Omit the pictures from the entries below and retype everything else exactly.

Start of INPUT

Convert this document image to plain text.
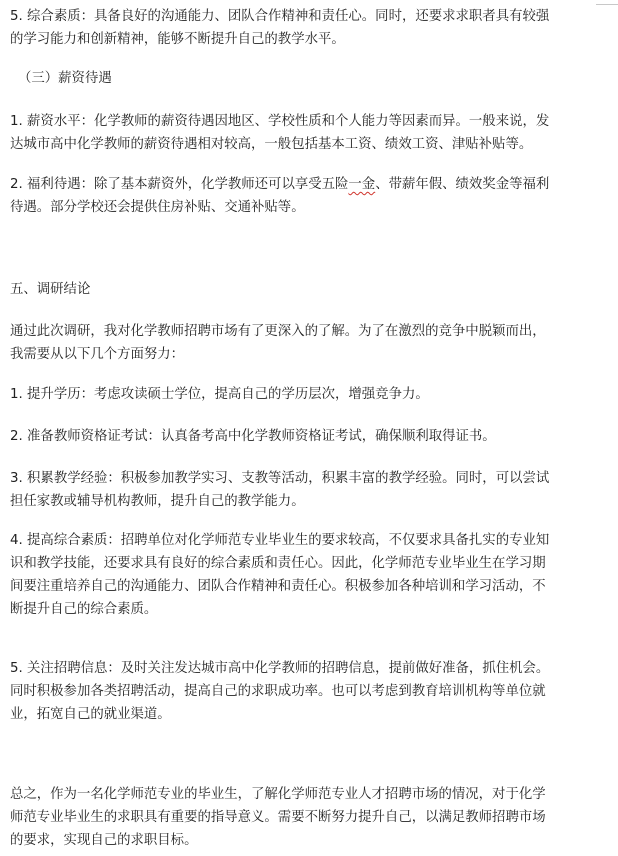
5. 综合素质：具备良好的沟通能力、团队合作精神和责任心。同时，还要求求职者具有较强
的学习能力和创新精神，能够不断提升自己的教学水平。
（三）薪资待遇
1. 薪资水平：化学教师的薪资待遇因地区、学校性质和个人能力等因素而异。一般来说，发
达城市高中化学教师的薪资待遇相对较高，一般包括基本工资、绩效工资、津贴补贴等。
2. 福利待遇：除了基本薪资外，化学教师还可以享受五险一金、带薪年假、绩效奖金等福利
待遇。部分学校还会提供住房补贴、交通补贴等。
五、调研结论
通过此次调研，我对化学教师招聘市场有了更深入的了解。为了在激烈的竞争中脱颖而出，
我需要从以下几个方面努力：
1. 提升学历：考虑攻读硕士学位，提高自己的学历层次，增强竞争力。
2. 准备教师资格证考试：认真备考高中化学教师资格证考试，确保顺利取得证书。
3. 积累教学经验：积极参加教学实习、支教等活动，积累丰富的教学经验。同时，可以尝试
担任家教或辅导机构教师，提升自己的教学能力。
4. 提高综合素质：招聘单位对化学师范专业毕业生的要求较高，不仅要求具备扎实的专业知
识和教学技能，还要求具有良好的综合素质和责任心。因此，化学师范专业毕业生在学习期
间要注重培养自己的沟通能力、团队合作精神和责任心。积极参加各种培训和学习活动，不
断提升自己的综合素质。
5. 关注招聘信息：及时关注发达城市高中化学教师的招聘信息，提前做好准备，抓住机会。
同时积极参加各类招聘活动，提高自己的求职成功率。也可以考虑到教育培训机构等单位就
业，拓宽自己的就业渠道。
总之，作为一名化学师范专业的毕业生，了解化学师范专业人才招聘市场的情况，对于化学
师范专业毕业生的求职具有重要的指导意义。需要不断努力提升自己，以满足教师招聘市场
的要求，实现自己的求职目标。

End of INPUT

RESPONSE TO THIS TASK ▸
Convert this document image to plain text.
5. 综合素质：具备良好的沟通能力、团队合作精神和责任心。同时，还要求求职者具有较强
的学习能力和创新精神，能够不断提升自己的教学水平。
（三）薪资待遇
1. 薪资水平：化学教师的薪资待遇因地区、学校性质和个人能力等因素而异。一般来说，发
达城市高中化学教师的薪资待遇相对较高，一般包括基本工资、绩效工资、津贴补贴等。
2. 福利待遇：除了基本薪资外，化学教师还可以享受五险一金、带薪年假、绩效奖金等福利
待遇。部分学校还会提供住房补贴、交通补贴等。
五、调研结论
通过此次调研，我对化学教师招聘市场有了更深入的了解。为了在激烈的竞争中脱颖而出，
我需要从以下几个方面努力：
1. 提升学历：考虑攻读硕士学位，提高自己的学历层次，增强竞争力。
2. 准备教师资格证考试：认真备考高中化学教师资格证考试，确保顺利取得证书。
3. 积累教学经验：积极参加教学实习、支教等活动，积累丰富的教学经验。同时，可以尝试
担任家教或辅导机构教师，提升自己的教学能力。
4. 提高综合素质：招聘单位对化学师范专业毕业生的要求较高，不仅要求具备扎实的专业知
识和教学技能，还要求具有良好的综合素质和责任心。因此，化学师范专业毕业生在学习期
间要注重培养自己的沟通能力、团队合作精神和责任心。积极参加各种培训和学习活动，不
断提升自己的综合素质。
5. 关注招聘信息：及时关注发达城市高中化学教师的招聘信息，提前做好准备，抓住机会。
同时积极参加各类招聘活动，提高自己的求职成功率。也可以考虑到教育培训机构等单位就
业，拓宽自己的就业渠道。
总之，作为一名化学师范专业的毕业生，了解化学师范专业人才招聘市场的情况，对于化学
师范专业毕业生的求职具有重要的指导意义。需要不断努力提升自己，以满足教师招聘市场
的要求，实现自己的求职目标。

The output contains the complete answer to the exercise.